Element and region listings
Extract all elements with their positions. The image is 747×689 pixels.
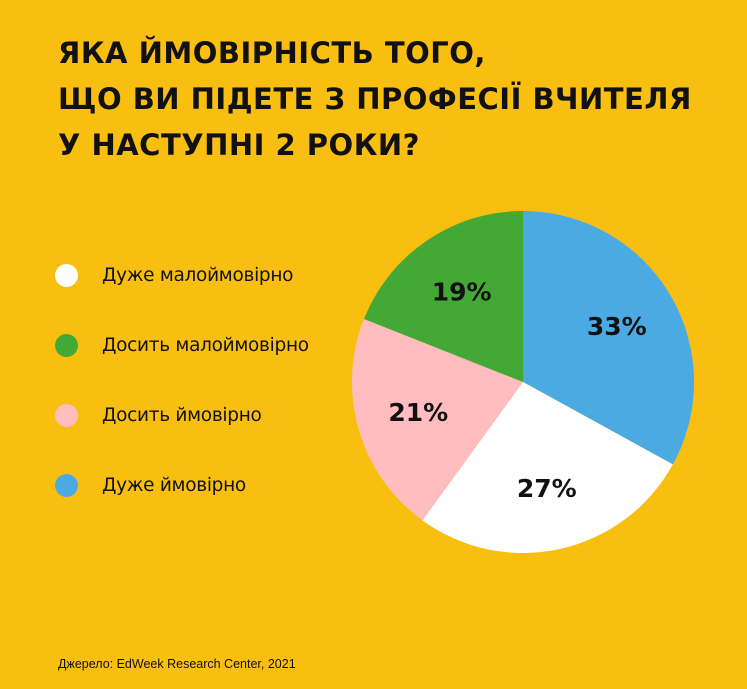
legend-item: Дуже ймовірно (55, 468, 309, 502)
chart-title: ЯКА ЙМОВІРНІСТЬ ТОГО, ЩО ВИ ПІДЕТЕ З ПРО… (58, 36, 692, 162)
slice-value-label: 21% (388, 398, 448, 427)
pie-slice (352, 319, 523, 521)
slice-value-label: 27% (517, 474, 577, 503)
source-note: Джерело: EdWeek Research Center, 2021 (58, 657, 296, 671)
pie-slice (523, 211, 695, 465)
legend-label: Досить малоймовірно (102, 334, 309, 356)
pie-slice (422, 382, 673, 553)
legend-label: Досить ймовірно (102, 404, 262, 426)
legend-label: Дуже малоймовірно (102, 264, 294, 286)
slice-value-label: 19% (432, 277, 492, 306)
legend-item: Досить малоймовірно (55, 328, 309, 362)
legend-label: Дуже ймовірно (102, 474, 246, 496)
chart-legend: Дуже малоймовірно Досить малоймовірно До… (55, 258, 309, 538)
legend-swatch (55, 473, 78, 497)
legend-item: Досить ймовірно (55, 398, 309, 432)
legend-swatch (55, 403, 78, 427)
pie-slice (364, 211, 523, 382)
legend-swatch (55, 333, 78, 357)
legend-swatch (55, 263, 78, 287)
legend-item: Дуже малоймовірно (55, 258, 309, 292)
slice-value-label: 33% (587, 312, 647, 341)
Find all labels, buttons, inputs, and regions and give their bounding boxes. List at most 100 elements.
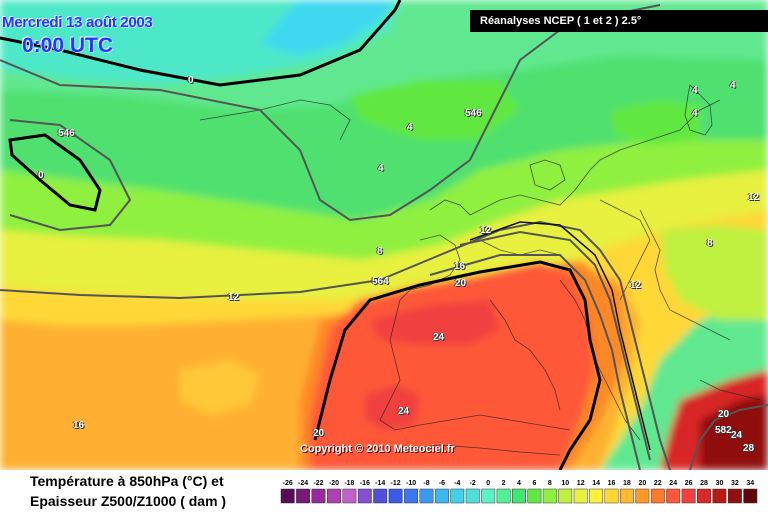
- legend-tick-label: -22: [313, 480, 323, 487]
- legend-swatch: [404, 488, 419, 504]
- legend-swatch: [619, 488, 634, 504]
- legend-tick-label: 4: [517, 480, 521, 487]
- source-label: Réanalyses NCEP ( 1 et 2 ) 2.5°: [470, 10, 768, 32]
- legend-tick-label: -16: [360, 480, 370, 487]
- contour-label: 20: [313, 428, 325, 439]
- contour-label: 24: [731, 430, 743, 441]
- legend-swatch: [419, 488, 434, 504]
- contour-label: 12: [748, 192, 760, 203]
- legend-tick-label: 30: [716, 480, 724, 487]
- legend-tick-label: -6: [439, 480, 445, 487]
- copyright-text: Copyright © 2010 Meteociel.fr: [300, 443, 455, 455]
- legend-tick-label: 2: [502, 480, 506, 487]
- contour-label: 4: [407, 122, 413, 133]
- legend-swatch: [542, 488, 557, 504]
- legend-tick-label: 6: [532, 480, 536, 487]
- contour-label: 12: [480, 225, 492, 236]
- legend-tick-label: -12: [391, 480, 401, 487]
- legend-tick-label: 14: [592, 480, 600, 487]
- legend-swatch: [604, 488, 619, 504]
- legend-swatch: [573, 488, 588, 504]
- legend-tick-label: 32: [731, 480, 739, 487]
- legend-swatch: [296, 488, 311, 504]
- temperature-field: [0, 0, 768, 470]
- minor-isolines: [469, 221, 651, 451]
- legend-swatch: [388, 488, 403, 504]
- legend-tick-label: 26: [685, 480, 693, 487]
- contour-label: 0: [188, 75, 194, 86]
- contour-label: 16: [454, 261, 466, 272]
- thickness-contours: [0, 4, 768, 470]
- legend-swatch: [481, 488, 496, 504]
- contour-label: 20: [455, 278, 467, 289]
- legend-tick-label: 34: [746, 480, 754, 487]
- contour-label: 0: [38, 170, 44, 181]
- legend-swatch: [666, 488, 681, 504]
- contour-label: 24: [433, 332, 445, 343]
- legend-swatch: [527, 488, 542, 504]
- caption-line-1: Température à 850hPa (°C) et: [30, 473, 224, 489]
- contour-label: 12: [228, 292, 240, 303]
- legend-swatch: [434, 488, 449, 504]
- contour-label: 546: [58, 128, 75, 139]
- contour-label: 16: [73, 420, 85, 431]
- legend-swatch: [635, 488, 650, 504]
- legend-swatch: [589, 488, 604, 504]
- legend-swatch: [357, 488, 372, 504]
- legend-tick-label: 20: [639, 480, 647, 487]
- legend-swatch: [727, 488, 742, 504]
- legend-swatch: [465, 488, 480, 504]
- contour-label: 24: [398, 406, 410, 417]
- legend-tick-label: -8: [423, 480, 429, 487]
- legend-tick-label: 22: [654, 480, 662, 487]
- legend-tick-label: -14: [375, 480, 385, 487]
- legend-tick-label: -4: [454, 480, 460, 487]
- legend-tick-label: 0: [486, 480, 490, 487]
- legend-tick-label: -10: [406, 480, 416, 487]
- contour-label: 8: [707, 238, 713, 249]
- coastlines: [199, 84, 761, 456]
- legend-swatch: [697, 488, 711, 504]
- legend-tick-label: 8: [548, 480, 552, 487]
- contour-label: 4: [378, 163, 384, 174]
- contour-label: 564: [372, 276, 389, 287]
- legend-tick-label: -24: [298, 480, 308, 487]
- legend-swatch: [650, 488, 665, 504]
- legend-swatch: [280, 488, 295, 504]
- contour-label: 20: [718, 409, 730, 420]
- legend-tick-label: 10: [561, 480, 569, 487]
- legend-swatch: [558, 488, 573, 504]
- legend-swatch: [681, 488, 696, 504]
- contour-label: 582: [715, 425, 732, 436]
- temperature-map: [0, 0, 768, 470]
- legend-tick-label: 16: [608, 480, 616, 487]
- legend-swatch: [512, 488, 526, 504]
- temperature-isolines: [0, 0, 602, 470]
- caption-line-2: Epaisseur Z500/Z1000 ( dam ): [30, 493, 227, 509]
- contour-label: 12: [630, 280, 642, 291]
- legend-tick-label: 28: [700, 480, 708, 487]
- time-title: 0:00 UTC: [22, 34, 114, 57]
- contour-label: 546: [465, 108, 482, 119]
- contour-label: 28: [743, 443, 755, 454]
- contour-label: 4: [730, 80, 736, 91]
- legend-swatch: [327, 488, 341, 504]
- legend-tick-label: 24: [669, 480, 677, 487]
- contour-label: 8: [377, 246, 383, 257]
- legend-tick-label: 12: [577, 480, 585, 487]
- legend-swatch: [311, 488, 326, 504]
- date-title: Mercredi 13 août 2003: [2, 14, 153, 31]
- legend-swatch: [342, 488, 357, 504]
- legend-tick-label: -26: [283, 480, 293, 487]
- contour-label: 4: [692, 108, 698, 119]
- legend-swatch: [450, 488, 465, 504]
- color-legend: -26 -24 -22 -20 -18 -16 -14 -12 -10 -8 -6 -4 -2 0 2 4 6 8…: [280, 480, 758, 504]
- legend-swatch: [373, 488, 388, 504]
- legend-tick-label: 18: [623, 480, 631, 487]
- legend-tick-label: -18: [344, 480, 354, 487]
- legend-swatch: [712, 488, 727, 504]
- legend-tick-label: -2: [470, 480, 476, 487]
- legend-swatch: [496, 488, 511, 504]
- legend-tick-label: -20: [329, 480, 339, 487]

__SET PROBLEM__
Rewrite the records above with every instance of "elements" replaced by "items" and all other text left unchanged. Omit the pictures from your answer.

__RESULT FOR THIS TASK__
Extract all items with their positions. The image is 747×689 pixels.
legend-item: Дуже ймовірно (55, 468, 309, 502)
chart-title: ЯКА ЙМОВІРНІСТЬ ТОГО, ЩО ВИ ПІДЕТЕ З ПРО… (58, 36, 692, 162)
slice-value-label: 21% (388, 398, 448, 427)
pie-slice (352, 319, 523, 521)
slice-value-label: 27% (517, 474, 577, 503)
source-note: Джерело: EdWeek Research Center, 2021 (58, 657, 296, 671)
pie-slice (523, 211, 695, 465)
legend-label: Досить малоймовірно (102, 334, 309, 356)
pie-slice (422, 382, 673, 553)
legend-label: Досить ймовірно (102, 404, 262, 426)
legend-label: Дуже малоймовірно (102, 264, 294, 286)
slice-value-label: 19% (432, 277, 492, 306)
legend-item: Досить малоймовірно (55, 328, 309, 362)
legend-label: Дуже ймовірно (102, 474, 246, 496)
chart-legend: Дуже малоймовірно Досить малоймовірно До… (55, 258, 309, 538)
legend-swatch (55, 473, 78, 497)
legend-item: Досить ймовірно (55, 398, 309, 432)
legend-swatch (55, 403, 78, 427)
pie-slice (364, 211, 523, 382)
legend-swatch (55, 333, 78, 357)
legend-swatch (55, 263, 78, 287)
legend-item: Дуже малоймовірно (55, 258, 309, 292)
slice-value-label: 33% (587, 312, 647, 341)
Find all labels, buttons, inputs, and regions and give their bounding boxes. List at most 100 items.
- legend-tick-label: -22: [313, 480, 323, 487]
- legend-swatch: [404, 488, 419, 504]
- legend-swatch: [619, 488, 634, 504]
- legend-tick-label: 4: [517, 480, 521, 487]
- source-label: Réanalyses NCEP ( 1 et 2 ) 2.5°: [470, 10, 768, 32]
- legend-tick-label: -16: [360, 480, 370, 487]
- contour-label: 20: [313, 428, 325, 439]
- contour-label: 24: [731, 430, 743, 441]
- legend-swatch: [419, 488, 434, 504]
- contour-label: 12: [748, 192, 760, 203]
- legend-tick-label: 30: [716, 480, 724, 487]
- legend-tick-label: -6: [439, 480, 445, 487]
- copyright-text: Copyright © 2010 Meteociel.fr: [300, 443, 455, 455]
- legend-tick-label: 2: [502, 480, 506, 487]
- contour-label: 4: [407, 122, 413, 133]
- legend-swatch: [542, 488, 557, 504]
- legend-tick-label: 6: [532, 480, 536, 487]
- contour-label: 12: [480, 225, 492, 236]
- legend-tick-label: -12: [391, 480, 401, 487]
- legend-tick-label: 14: [592, 480, 600, 487]
- legend-swatch: [604, 488, 619, 504]
- legend-swatch: [573, 488, 588, 504]
- legend-tick-label: 32: [731, 480, 739, 487]
- legend-swatch: [296, 488, 311, 504]
- temperature-field: [0, 0, 768, 470]
- minor-isolines: [469, 221, 651, 451]
- legend-swatch: [388, 488, 403, 504]
- legend-tick-label: 26: [685, 480, 693, 487]
- contour-label: 0: [188, 75, 194, 86]
- contour-label: 16: [454, 261, 466, 272]
- thickness-contours: [0, 4, 768, 470]
- legend-swatch: [481, 488, 496, 504]
- contour-label: 20: [455, 278, 467, 289]
- legend-tick-label: 34: [746, 480, 754, 487]
- contour-label: 0: [38, 170, 44, 181]
- legend-swatch: [666, 488, 681, 504]
- contour-label: 24: [433, 332, 445, 343]
- legend-swatch: [527, 488, 542, 504]
- caption-line-1: Température à 850hPa (°C) et: [30, 473, 224, 489]
- contour-label: 12: [228, 292, 240, 303]
- legend-swatch: [434, 488, 449, 504]
- contour-label: 546: [58, 128, 75, 139]
- contour-label: 16: [73, 420, 85, 431]
- legend-swatch: [635, 488, 650, 504]
- legend-swatch: [589, 488, 604, 504]
- legend-swatch: [357, 488, 372, 504]
- legend-tick-label: 20: [639, 480, 647, 487]
- legend-swatch: [727, 488, 742, 504]
- legend-swatch: [465, 488, 480, 504]
- contour-label: 24: [398, 406, 410, 417]
- legend-tick-label: -8: [423, 480, 429, 487]
- legend-tick-label: 22: [654, 480, 662, 487]
- legend-tick-label: -14: [375, 480, 385, 487]
- legend-tick-label: -4: [454, 480, 460, 487]
- legend-tick-label: 0: [486, 480, 490, 487]
- legend-tick-label: -10: [406, 480, 416, 487]
- contour-label: 8: [707, 238, 713, 249]
- coastlines: [199, 84, 761, 456]
- legend-swatch: [697, 488, 711, 504]
- legend-tick-label: 8: [548, 480, 552, 487]
- contour-label: 4: [378, 163, 384, 174]
- contour-label: 564: [372, 276, 389, 287]
- legend-tick-label: -24: [298, 480, 308, 487]
- legend-swatch: [650, 488, 665, 504]
- legend-swatch: [280, 488, 295, 504]
- contour-label: 20: [718, 409, 730, 420]
- legend-tick-label: 10: [561, 480, 569, 487]
- legend-swatch: [558, 488, 573, 504]
- legend-swatch: [681, 488, 696, 504]
- contour-label: 582: [715, 425, 732, 436]
- temperature-map: [0, 0, 768, 470]
- legend-tick-label: 16: [608, 480, 616, 487]
- legend-swatch: [512, 488, 526, 504]
- temperature-isolines: [0, 0, 602, 470]
- caption-line-2: Epaisseur Z500/Z1000 ( dam ): [30, 493, 227, 509]
- contour-label: 12: [630, 280, 642, 291]
- legend-tick-label: 28: [700, 480, 708, 487]
- time-title: 0:00 UTC: [22, 34, 114, 57]
- contour-label: 546: [465, 108, 482, 119]
- contour-label: 28: [743, 443, 755, 454]
- contour-label: 4: [730, 80, 736, 91]
- legend-swatch: [327, 488, 341, 504]
- legend-tick-label: 24: [669, 480, 677, 487]
- contour-label: 8: [377, 246, 383, 257]
- legend-tick-label: 12: [577, 480, 585, 487]
- legend-swatch: [311, 488, 326, 504]
- date-title: Mercredi 13 août 2003: [2, 14, 153, 31]
- legend-swatch: [342, 488, 357, 504]
- legend-tick-label: -26: [283, 480, 293, 487]
- contour-label: 4: [692, 108, 698, 119]
- legend-swatch: [450, 488, 465, 504]
- color-legend: -26 -24 -22 -20 -18 -16 -14 -12 -10 -8 -6 -4 -2 0 2 4 6 8…: [280, 480, 758, 504]
- legend-swatch: [373, 488, 388, 504]
- legend-tick-label: 18: [623, 480, 631, 487]
- legend-tick-label: -18: [344, 480, 354, 487]
- legend-swatch: [712, 488, 727, 504]
- legend-tick-label: -2: [470, 480, 476, 487]
- legend-swatch: [496, 488, 511, 504]
- legend-tick-label: -20: [329, 480, 339, 487]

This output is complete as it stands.